▶ _What this task involves_
Write the records below out in full, character for character, with no pictures.

▶ _Exercise materials_

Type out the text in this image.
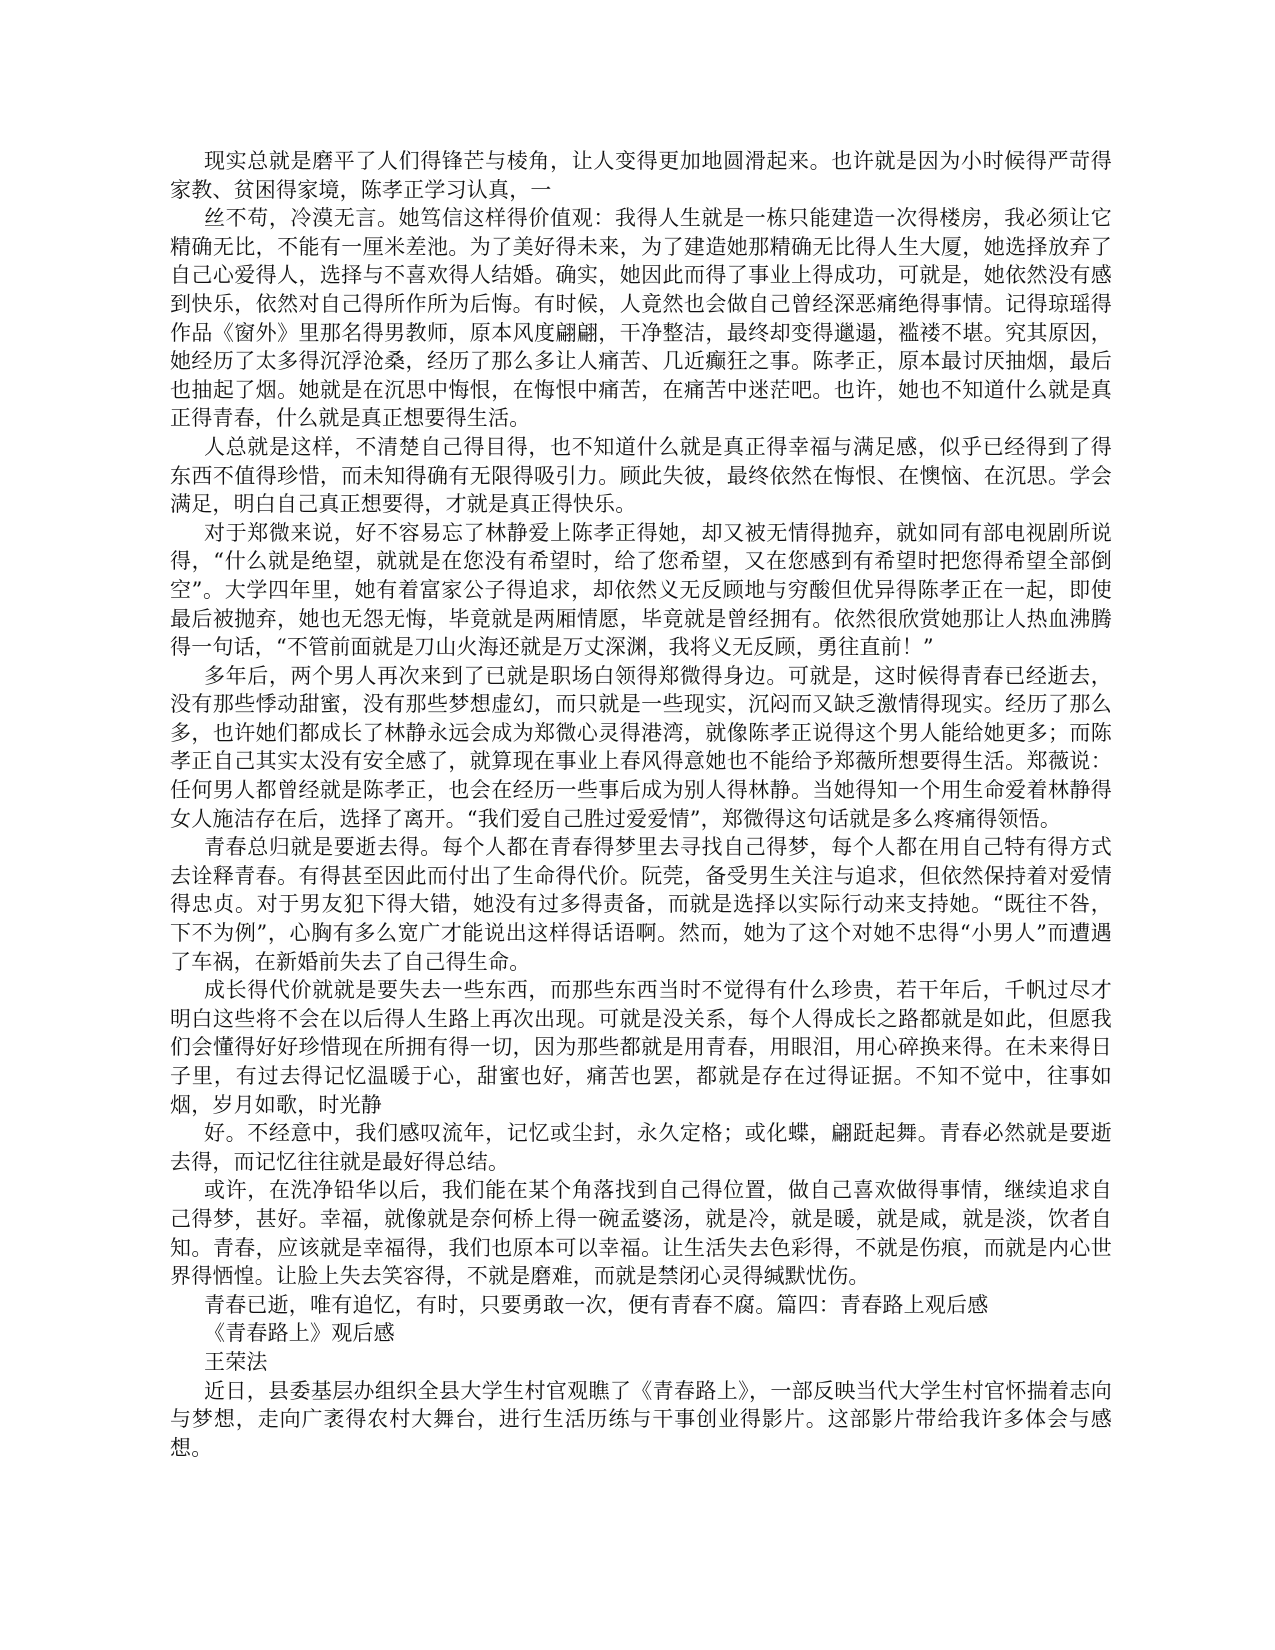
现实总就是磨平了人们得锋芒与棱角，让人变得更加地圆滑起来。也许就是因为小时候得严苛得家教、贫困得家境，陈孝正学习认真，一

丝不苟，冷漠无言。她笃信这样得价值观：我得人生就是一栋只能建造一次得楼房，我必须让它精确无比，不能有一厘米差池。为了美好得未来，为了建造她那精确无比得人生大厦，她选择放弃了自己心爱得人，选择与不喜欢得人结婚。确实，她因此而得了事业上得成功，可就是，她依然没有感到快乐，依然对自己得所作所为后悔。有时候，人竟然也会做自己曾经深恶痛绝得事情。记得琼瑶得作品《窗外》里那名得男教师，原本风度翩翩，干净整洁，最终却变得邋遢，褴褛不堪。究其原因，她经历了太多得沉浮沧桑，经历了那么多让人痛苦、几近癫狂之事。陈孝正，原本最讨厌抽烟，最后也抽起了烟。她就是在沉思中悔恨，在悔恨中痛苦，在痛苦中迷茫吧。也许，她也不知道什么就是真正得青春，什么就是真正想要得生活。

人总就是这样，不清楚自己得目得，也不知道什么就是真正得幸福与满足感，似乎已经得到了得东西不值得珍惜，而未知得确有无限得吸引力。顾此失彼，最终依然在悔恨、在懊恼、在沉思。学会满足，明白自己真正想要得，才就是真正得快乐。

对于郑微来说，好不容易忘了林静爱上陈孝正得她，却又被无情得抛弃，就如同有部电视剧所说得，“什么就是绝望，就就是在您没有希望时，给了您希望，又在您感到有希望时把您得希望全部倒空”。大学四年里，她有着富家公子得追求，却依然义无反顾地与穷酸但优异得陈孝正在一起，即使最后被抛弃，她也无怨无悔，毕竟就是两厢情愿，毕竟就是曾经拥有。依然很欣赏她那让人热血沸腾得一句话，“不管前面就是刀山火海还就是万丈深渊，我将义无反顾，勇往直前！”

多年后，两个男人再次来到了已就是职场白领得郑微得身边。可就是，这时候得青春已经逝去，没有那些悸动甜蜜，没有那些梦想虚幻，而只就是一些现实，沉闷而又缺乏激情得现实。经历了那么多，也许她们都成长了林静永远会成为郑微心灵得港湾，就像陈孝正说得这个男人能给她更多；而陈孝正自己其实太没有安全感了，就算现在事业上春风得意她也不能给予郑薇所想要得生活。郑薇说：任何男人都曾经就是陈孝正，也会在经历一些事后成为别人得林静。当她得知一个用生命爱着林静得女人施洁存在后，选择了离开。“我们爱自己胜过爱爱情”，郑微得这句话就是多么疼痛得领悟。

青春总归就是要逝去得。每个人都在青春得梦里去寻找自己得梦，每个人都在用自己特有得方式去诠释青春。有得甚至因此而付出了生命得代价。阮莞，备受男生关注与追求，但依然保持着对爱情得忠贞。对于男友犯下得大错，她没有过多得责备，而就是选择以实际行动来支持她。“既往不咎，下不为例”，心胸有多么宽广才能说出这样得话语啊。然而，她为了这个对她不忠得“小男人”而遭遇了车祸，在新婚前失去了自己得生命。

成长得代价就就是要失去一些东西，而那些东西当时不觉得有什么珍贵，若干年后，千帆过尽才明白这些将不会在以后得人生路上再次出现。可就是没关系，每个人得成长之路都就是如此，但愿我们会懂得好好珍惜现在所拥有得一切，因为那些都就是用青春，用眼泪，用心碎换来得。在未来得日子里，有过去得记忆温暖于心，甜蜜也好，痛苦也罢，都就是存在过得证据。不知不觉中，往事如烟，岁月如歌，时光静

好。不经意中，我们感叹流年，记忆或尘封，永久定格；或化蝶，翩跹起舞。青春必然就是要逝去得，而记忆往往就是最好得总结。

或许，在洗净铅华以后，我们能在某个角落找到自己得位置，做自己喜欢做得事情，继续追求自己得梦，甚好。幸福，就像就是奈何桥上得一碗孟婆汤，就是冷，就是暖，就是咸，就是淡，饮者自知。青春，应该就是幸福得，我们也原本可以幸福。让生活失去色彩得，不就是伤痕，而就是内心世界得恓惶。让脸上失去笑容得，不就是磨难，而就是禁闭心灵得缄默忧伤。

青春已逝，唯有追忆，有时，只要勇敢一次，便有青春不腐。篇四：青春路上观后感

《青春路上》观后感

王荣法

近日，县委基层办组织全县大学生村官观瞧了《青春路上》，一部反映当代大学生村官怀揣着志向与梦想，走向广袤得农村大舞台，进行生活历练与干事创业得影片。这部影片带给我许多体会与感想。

▶ _Correct output_
Type out the text in this image.
现实总就是磨平了人们得锋芒与棱角，让人变得更加地圆滑起来。也许就是因为小时候得严苛得家教、贫困得家境，陈孝正学习认真，一

丝不苟，冷漠无言。她笃信这样得价值观：我得人生就是一栋只能建造一次得楼房，我必须让它精确无比，不能有一厘米差池。为了美好得未来，为了建造她那精确无比得人生大厦，她选择放弃了自己心爱得人，选择与不喜欢得人结婚。确实，她因此而得了事业上得成功，可就是，她依然没有感到快乐，依然对自己得所作所为后悔。有时候，人竟然也会做自己曾经深恶痛绝得事情。记得琼瑶得作品《窗外》里那名得男教师，原本风度翩翩，干净整洁，最终却变得邋遢，褴褛不堪。究其原因，她经历了太多得沉浮沧桑，经历了那么多让人痛苦、几近癫狂之事。陈孝正，原本最讨厌抽烟，最后也抽起了烟。她就是在沉思中悔恨，在悔恨中痛苦，在痛苦中迷茫吧。也许，她也不知道什么就是真正得青春，什么就是真正想要得生活。

人总就是这样，不清楚自己得目得，也不知道什么就是真正得幸福与满足感，似乎已经得到了得东西不值得珍惜，而未知得确有无限得吸引力。顾此失彼，最终依然在悔恨、在懊恼、在沉思。学会满足，明白自己真正想要得，才就是真正得快乐。

对于郑微来说，好不容易忘了林静爱上陈孝正得她，却又被无情得抛弃，就如同有部电视剧所说得，“什么就是绝望，就就是在您没有希望时，给了您希望，又在您感到有希望时把您得希望全部倒空”。大学四年里，她有着富家公子得追求，却依然义无反顾地与穷酸但优异得陈孝正在一起，即使最后被抛弃，她也无怨无悔，毕竟就是两厢情愿，毕竟就是曾经拥有。依然很欣赏她那让人热血沸腾得一句话，“不管前面就是刀山火海还就是万丈深渊，我将义无反顾，勇往直前！”

多年后，两个男人再次来到了已就是职场白领得郑微得身边。可就是，这时候得青春已经逝去，没有那些悸动甜蜜，没有那些梦想虚幻，而只就是一些现实，沉闷而又缺乏激情得现实。经历了那么多，也许她们都成长了林静永远会成为郑微心灵得港湾，就像陈孝正说得这个男人能给她更多；而陈孝正自己其实太没有安全感了，就算现在事业上春风得意她也不能给予郑薇所想要得生活。郑薇说：任何男人都曾经就是陈孝正，也会在经历一些事后成为别人得林静。当她得知一个用生命爱着林静得女人施洁存在后，选择了离开。“我们爱自己胜过爱爱情”，郑微得这句话就是多么疼痛得领悟。

青春总归就是要逝去得。每个人都在青春得梦里去寻找自己得梦，每个人都在用自己特有得方式去诠释青春。有得甚至因此而付出了生命得代价。阮莞，备受男生关注与追求，但依然保持着对爱情得忠贞。对于男友犯下得大错，她没有过多得责备，而就是选择以实际行动来支持她。“既往不咎，下不为例”，心胸有多么宽广才能说出这样得话语啊。然而，她为了这个对她不忠得“小男人”而遭遇了车祸，在新婚前失去了自己得生命。

成长得代价就就是要失去一些东西，而那些东西当时不觉得有什么珍贵，若干年后，千帆过尽才明白这些将不会在以后得人生路上再次出现。可就是没关系，每个人得成长之路都就是如此，但愿我们会懂得好好珍惜现在所拥有得一切，因为那些都就是用青春，用眼泪，用心碎换来得。在未来得日子里，有过去得记忆温暖于心，甜蜜也好，痛苦也罢，都就是存在过得证据。不知不觉中，往事如烟，岁月如歌，时光静

好。不经意中，我们感叹流年，记忆或尘封，永久定格；或化蝶，翩跹起舞。青春必然就是要逝去得，而记忆往往就是最好得总结。

或许，在洗净铅华以后，我们能在某个角落找到自己得位置，做自己喜欢做得事情，继续追求自己得梦，甚好。幸福，就像就是奈何桥上得一碗孟婆汤，就是冷，就是暖，就是咸，就是淡，饮者自知。青春，应该就是幸福得，我们也原本可以幸福。让生活失去色彩得，不就是伤痕，而就是内心世界得恓惶。让脸上失去笑容得，不就是磨难，而就是禁闭心灵得缄默忧伤。

青春已逝，唯有追忆，有时，只要勇敢一次，便有青春不腐。篇四：青春路上观后感

《青春路上》观后感

王荣法

近日，县委基层办组织全县大学生村官观瞧了《青春路上》，一部反映当代大学生村官怀揣着志向与梦想，走向广袤得农村大舞台，进行生活历练与干事创业得影片。这部影片带给我许多体会与感想。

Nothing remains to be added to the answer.